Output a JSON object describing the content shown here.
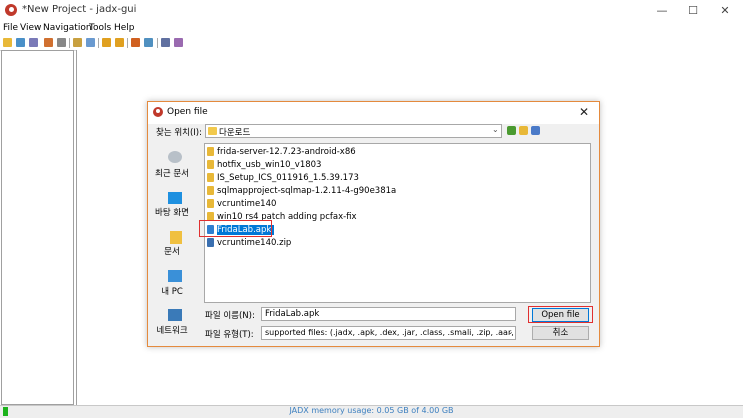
{
  "window": {
    "title": "*New Project - jadx-gui",
    "minimize": "—",
    "maximize": "☐",
    "close": "✕"
  },
  "menu": [
    "File",
    "View",
    "Navigation",
    "Tools",
    "Help"
  ],
  "status": {
    "memory": "JADX memory usage: 0.05 GB of 4.00 GB",
    "memory_fraction": 0.0125
  },
  "dialog": {
    "title": "Open file",
    "close": "✕",
    "look_in_label": "찾는 위치(I):",
    "look_in_value": "다운로드",
    "places": [
      "최근 문서",
      "바탕 화면",
      "문서",
      "내 PC",
      "네트워크"
    ],
    "files": [
      {
        "name": "frida-server-12.7.23-android-x86",
        "kind": "folder"
      },
      {
        "name": "hotfix_usb_win10_v1803",
        "kind": "folder"
      },
      {
        "name": "IS_Setup_ICS_011916_1.5.39.173",
        "kind": "folder"
      },
      {
        "name": "sqlmapproject-sqlmap-1.2.11-4-g90e381a",
        "kind": "folder"
      },
      {
        "name": "vcruntime140",
        "kind": "folder"
      },
      {
        "name": "win10 rs4 patch adding pcfax-fix",
        "kind": "folder"
      },
      {
        "name": "FridaLab.apk",
        "kind": "apk",
        "selected": true
      },
      {
        "name": "vcruntime140.zip",
        "kind": "zip"
      }
    ],
    "file_name_label": "파일 이름(N):",
    "file_name_value": "FridaLab.apk",
    "file_type_label": "파일 유형(T):",
    "file_type_value": "supported files: (.jadx, .apk, .dex, .jar, .class, .smali, .zip, .aar, .arsc)",
    "open_button": "Open file",
    "cancel_button": "취소"
  },
  "colors": {
    "accent": "#0078d7",
    "highlight": "#e03030",
    "memory": "#1db31d"
  }
}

- - - - - - -

* DO THIS *
Retype the whole listing exactly and leave the pictures out.

* ANSWER TO THE TASK *
Output a JSON object describing the content shown here.
{
  "window": {
    "title": "*New Project - jadx-gui",
    "minimize": "—",
    "maximize": "☐",
    "close": "✕"
  },
  "menu": [
    "File",
    "View",
    "Navigation",
    "Tools",
    "Help"
  ],
  "status": {
    "memory": "JADX memory usage: 0.05 GB of 4.00 GB",
    "memory_fraction": 0.0125
  },
  "dialog": {
    "title": "Open file",
    "close": "✕",
    "look_in_label": "찾는 위치(I):",
    "look_in_value": "다운로드",
    "places": [
      "최근 문서",
      "바탕 화면",
      "문서",
      "내 PC",
      "네트워크"
    ],
    "files": [
      {
        "name": "frida-server-12.7.23-android-x86",
        "kind": "folder"
      },
      {
        "name": "hotfix_usb_win10_v1803",
        "kind": "folder"
      },
      {
        "name": "IS_Setup_ICS_011916_1.5.39.173",
        "kind": "folder"
      },
      {
        "name": "sqlmapproject-sqlmap-1.2.11-4-g90e381a",
        "kind": "folder"
      },
      {
        "name": "vcruntime140",
        "kind": "folder"
      },
      {
        "name": "win10 rs4 patch adding pcfax-fix",
        "kind": "folder"
      },
      {
        "name": "FridaLab.apk",
        "kind": "apk",
        "selected": true
      },
      {
        "name": "vcruntime140.zip",
        "kind": "zip"
      }
    ],
    "file_name_label": "파일 이름(N):",
    "file_name_value": "FridaLab.apk",
    "file_type_label": "파일 유형(T):",
    "file_type_value": "supported files: (.jadx, .apk, .dex, .jar, .class, .smali, .zip, .aar, .arsc)",
    "open_button": "Open file",
    "cancel_button": "취소"
  },
  "colors": {
    "accent": "#0078d7",
    "highlight": "#e03030",
    "memory": "#1db31d"
  }
}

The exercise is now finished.